Task directions
Write out all of the data without omission, exactly as shown.

(Collected data)
⟨

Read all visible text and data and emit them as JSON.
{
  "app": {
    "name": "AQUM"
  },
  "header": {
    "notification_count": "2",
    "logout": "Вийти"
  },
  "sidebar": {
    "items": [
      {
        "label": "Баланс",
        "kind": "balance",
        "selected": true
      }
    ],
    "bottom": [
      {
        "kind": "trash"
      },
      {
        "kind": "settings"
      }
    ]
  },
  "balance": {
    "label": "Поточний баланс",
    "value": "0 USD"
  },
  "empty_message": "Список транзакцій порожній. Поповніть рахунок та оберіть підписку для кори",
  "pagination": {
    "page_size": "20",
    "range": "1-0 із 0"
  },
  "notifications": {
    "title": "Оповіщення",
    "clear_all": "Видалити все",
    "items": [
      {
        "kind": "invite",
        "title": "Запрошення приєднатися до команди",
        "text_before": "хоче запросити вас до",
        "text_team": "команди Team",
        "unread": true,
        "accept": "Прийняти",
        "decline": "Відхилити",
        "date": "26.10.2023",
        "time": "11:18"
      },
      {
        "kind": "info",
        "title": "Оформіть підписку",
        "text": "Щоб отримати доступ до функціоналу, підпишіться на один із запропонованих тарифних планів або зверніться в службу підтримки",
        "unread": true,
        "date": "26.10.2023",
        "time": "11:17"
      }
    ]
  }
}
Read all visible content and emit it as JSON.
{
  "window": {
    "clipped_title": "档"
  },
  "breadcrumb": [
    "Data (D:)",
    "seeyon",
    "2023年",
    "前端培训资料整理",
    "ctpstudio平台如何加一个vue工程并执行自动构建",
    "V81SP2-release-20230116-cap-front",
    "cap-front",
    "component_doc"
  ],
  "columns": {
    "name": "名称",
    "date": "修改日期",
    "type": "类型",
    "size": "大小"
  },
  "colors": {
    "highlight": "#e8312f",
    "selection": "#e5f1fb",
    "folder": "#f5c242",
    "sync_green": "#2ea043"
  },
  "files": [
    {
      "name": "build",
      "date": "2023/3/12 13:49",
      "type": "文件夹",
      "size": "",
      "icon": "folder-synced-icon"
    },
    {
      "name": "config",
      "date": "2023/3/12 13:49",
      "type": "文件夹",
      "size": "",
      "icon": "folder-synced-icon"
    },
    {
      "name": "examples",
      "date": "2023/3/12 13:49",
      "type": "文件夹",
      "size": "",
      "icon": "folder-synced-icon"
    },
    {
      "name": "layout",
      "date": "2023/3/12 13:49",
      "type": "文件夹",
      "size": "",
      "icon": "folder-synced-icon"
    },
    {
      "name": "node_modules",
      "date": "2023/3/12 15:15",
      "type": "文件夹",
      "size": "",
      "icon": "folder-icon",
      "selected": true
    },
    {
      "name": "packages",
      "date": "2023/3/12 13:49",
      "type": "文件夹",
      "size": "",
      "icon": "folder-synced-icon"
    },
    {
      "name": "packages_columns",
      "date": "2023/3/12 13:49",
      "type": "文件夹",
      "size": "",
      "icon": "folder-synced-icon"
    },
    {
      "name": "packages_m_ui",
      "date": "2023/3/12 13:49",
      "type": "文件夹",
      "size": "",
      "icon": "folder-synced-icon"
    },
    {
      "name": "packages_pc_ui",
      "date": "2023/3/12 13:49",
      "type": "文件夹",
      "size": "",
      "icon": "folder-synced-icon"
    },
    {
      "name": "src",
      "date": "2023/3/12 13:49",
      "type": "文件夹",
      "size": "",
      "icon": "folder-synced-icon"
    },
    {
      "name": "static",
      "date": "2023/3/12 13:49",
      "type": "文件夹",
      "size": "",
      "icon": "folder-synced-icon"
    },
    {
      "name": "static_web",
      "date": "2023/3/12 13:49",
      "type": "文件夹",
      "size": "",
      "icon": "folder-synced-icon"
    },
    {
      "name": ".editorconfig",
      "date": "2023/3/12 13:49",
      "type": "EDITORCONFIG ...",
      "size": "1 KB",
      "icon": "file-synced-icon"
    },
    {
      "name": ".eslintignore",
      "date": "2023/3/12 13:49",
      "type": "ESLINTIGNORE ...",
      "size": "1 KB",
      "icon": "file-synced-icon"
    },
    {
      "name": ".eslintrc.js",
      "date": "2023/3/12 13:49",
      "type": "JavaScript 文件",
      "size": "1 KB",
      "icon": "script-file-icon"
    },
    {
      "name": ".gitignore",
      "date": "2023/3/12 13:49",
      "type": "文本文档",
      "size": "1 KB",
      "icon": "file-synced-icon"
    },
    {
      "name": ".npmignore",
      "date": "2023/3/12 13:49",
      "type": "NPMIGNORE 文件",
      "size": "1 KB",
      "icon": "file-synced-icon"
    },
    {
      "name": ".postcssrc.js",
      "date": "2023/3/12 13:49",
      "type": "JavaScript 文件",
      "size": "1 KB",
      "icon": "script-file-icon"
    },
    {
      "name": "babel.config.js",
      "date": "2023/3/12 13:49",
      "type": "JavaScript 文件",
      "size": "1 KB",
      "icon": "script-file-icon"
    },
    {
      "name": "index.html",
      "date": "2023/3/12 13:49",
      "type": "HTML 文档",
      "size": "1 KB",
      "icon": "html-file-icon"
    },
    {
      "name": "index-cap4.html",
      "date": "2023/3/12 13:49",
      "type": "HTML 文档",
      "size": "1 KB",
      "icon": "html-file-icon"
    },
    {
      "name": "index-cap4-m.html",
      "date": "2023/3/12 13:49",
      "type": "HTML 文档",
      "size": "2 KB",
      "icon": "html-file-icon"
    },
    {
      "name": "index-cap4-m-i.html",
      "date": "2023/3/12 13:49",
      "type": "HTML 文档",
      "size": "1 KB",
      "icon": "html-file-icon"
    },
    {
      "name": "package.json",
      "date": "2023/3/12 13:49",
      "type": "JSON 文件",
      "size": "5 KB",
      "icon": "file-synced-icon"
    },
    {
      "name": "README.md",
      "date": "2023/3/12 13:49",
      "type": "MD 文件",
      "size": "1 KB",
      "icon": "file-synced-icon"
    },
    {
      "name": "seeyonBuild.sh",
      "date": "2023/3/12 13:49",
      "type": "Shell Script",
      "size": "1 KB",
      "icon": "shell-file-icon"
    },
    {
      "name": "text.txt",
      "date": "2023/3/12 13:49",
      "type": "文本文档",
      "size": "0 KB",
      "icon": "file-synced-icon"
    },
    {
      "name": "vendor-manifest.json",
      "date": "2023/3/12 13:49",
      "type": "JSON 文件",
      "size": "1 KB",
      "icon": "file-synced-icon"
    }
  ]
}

⟩

Full solution
Read all visible text and data and emit them as JSON.
{
  "app": {
    "name": "AQUM"
  },
  "header": {
    "notification_count": "2",
    "logout": "Вийти"
  },
  "sidebar": {
    "items": [
      {
        "label": "Баланс",
        "kind": "balance",
        "selected": true
      }
    ],
    "bottom": [
      {
        "kind": "trash"
      },
      {
        "kind": "settings"
      }
    ]
  },
  "balance": {
    "label": "Поточний баланс",
    "value": "0 USD"
  },
  "empty_message": "Список транзакцій порожній. Поповніть рахунок та оберіть підписку для кори",
  "pagination": {
    "page_size": "20",
    "range": "1-0 із 0"
  },
  "notifications": {
    "title": "Оповіщення",
    "clear_all": "Видалити все",
    "items": [
      {
        "kind": "invite",
        "title": "Запрошення приєднатися до команди",
        "text_before": "хоче запросити вас до",
        "text_team": "команди Team",
        "unread": true,
        "accept": "Прийняти",
        "decline": "Відхилити",
        "date": "26.10.2023",
        "time": "11:18"
      },
      {
        "kind": "info",
        "title": "Оформіть підписку",
        "text": "Щоб отримати доступ до функціоналу, підпишіться на один із запропонованих тарифних планів або зверніться в службу підтримки",
        "unread": true,
        "date": "26.10.2023",
        "time": "11:17"
      }
    ]
  }
}
Read all visible content and emit it as JSON.
{
  "window": {
    "clipped_title": "档"
  },
  "breadcrumb": [
    "Data (D:)",
    "seeyon",
    "2023年",
    "前端培训资料整理",
    "ctpstudio平台如何加一个vue工程并执行自动构建",
    "V81SP2-release-20230116-cap-front",
    "cap-front",
    "component_doc"
  ],
  "columns": {
    "name": "名称",
    "date": "修改日期",
    "type": "类型",
    "size": "大小"
  },
  "colors": {
    "highlight": "#e8312f",
    "selection": "#e5f1fb",
    "folder": "#f5c242",
    "sync_green": "#2ea043"
  },
  "files": [
    {
      "name": "build",
      "date": "2023/3/12 13:49",
      "type": "文件夹",
      "size": "",
      "icon": "folder-synced-icon"
    },
    {
      "name": "config",
      "date": "2023/3/12 13:49",
      "type": "文件夹",
      "size": "",
      "icon": "folder-synced-icon"
    },
    {
      "name": "examples",
      "date": "2023/3/12 13:49",
      "type": "文件夹",
      "size": "",
      "icon": "folder-synced-icon"
    },
    {
      "name": "layout",
      "date": "2023/3/12 13:49",
      "type": "文件夹",
      "size": "",
      "icon": "folder-synced-icon"
    },
    {
      "name": "node_modules",
      "date": "2023/3/12 15:15",
      "type": "文件夹",
      "size": "",
      "icon": "folder-icon",
      "selected": true
    },
    {
      "name": "packages",
      "date": "2023/3/12 13:49",
      "type": "文件夹",
      "size": "",
      "icon": "folder-synced-icon"
    },
    {
      "name": "packages_columns",
      "date": "2023/3/12 13:49",
      "type": "文件夹",
      "size": "",
      "icon": "folder-synced-icon"
    },
    {
      "name": "packages_m_ui",
      "date": "2023/3/12 13:49",
      "type": "文件夹",
      "size": "",
      "icon": "folder-synced-icon"
    },
    {
      "name": "packages_pc_ui",
      "date": "2023/3/12 13:49",
      "type": "文件夹",
      "size": "",
      "icon": "folder-synced-icon"
    },
    {
      "name": "src",
      "date": "2023/3/12 13:49",
      "type": "文件夹",
      "size": "",
      "icon": "folder-synced-icon"
    },
    {
      "name": "static",
      "date": "2023/3/12 13:49",
      "type": "文件夹",
      "size": "",
      "icon": "folder-synced-icon"
    },
    {
      "name": "static_web",
      "date": "2023/3/12 13:49",
      "type": "文件夹",
      "size": "",
      "icon": "folder-synced-icon"
    },
    {
      "name": ".editorconfig",
      "date": "2023/3/12 13:49",
      "type": "EDITORCONFIG ...",
      "size": "1 KB",
      "icon": "file-synced-icon"
    },
    {
      "name": ".eslintignore",
      "date": "2023/3/12 13:49",
      "type": "ESLINTIGNORE ...",
      "size": "1 KB",
      "icon": "file-synced-icon"
    },
    {
      "name": ".eslintrc.js",
      "date": "2023/3/12 13:49",
      "type": "JavaScript 文件",
      "size": "1 KB",
      "icon": "script-file-icon"
    },
    {
      "name": ".gitignore",
      "date": "2023/3/12 13:49",
      "type": "文本文档",
      "size": "1 KB",
      "icon": "file-synced-icon"
    },
    {
      "name": ".npmignore",
      "date": "2023/3/12 13:49",
      "type": "NPMIGNORE 文件",
      "size": "1 KB",
      "icon": "file-synced-icon"
    },
    {
      "name": ".postcssrc.js",
      "date": "2023/3/12 13:49",
      "type": "JavaScript 文件",
      "size": "1 KB",
      "icon": "script-file-icon"
    },
    {
      "name": "babel.config.js",
      "date": "2023/3/12 13:49",
      "type": "JavaScript 文件",
      "size": "1 KB",
      "icon": "script-file-icon"
    },
    {
      "name": "index.html",
      "date": "2023/3/12 13:49",
      "type": "HTML 文档",
      "size": "1 KB",
      "icon": "html-file-icon"
    },
    {
      "name": "index-cap4.html",
      "date": "2023/3/12 13:49",
      "type": "HTML 文档",
      "size": "1 KB",
      "icon": "html-file-icon"
    },
    {
      "name": "index-cap4-m.html",
      "date": "2023/3/12 13:49",
      "type": "HTML 文档",
      "size": "2 KB",
      "icon": "html-file-icon"
    },
    {
      "name": "index-cap4-m-i.html",
      "date": "2023/3/12 13:49",
      "type": "HTML 文档",
      "size": "1 KB",
      "icon": "html-file-icon"
    },
    {
      "name": "package.json",
      "date": "2023/3/12 13:49",
      "type": "JSON 文件",
      "size": "5 KB",
      "icon": "file-synced-icon"
    },
    {
      "name": "README.md",
      "date": "2023/3/12 13:49",
      "type": "MD 文件",
      "size": "1 KB",
      "icon": "file-synced-icon"
    },
    {
      "name": "seeyonBuild.sh",
      "date": "2023/3/12 13:49",
      "type": "Shell Script",
      "size": "1 KB",
      "icon": "shell-file-icon"
    },
    {
      "name": "text.txt",
      "date": "2023/3/12 13:49",
      "type": "文本文档",
      "size": "0 KB",
      "icon": "file-synced-icon"
    },
    {
      "name": "vendor-manifest.json",
      "date": "2023/3/12 13:49",
      "type": "JSON 文件",
      "size": "1 KB",
      "icon": "file-synced-icon"
    }
  ]
}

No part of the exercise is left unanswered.